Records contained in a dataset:
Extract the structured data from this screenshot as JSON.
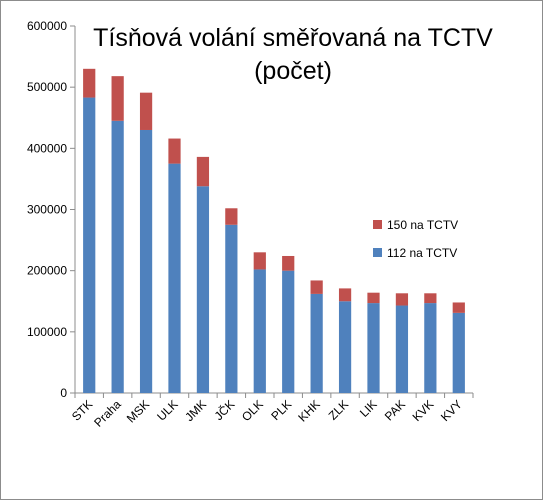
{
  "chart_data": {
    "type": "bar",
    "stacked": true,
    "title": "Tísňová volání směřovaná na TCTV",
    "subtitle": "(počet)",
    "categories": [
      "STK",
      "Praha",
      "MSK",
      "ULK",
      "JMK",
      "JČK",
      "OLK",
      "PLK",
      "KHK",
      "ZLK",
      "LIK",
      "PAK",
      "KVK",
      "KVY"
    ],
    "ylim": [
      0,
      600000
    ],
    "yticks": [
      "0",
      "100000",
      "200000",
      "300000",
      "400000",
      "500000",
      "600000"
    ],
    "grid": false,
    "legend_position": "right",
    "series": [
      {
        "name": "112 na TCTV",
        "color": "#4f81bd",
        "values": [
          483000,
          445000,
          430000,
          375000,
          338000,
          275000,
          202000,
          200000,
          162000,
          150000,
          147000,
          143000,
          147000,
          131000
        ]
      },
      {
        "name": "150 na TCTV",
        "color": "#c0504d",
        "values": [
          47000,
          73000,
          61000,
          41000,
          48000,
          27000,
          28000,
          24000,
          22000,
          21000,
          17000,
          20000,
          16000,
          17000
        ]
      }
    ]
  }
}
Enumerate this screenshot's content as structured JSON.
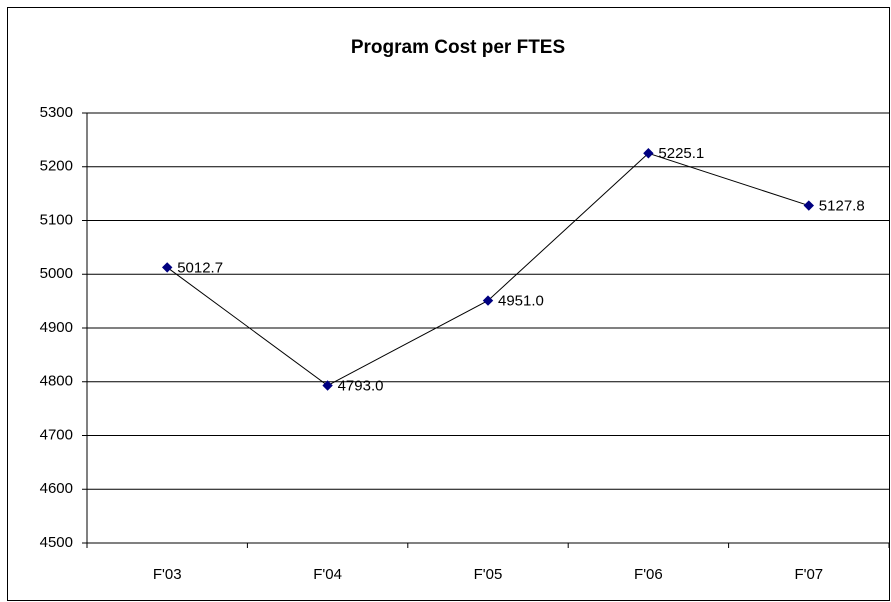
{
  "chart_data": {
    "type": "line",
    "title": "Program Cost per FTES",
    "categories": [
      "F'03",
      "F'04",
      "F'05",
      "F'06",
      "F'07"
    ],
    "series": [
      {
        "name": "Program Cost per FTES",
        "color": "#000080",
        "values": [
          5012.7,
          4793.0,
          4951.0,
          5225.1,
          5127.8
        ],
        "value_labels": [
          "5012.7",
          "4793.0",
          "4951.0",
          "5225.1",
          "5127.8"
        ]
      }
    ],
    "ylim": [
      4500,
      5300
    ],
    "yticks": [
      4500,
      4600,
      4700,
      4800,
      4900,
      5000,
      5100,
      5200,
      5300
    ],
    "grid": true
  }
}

**Given task**.
Scan the listing above for the word "color" and show each line where it is found.

**Task output**.
        "color": "#4f81bd",
        "color": "#c0504d",
        "color": "#000080",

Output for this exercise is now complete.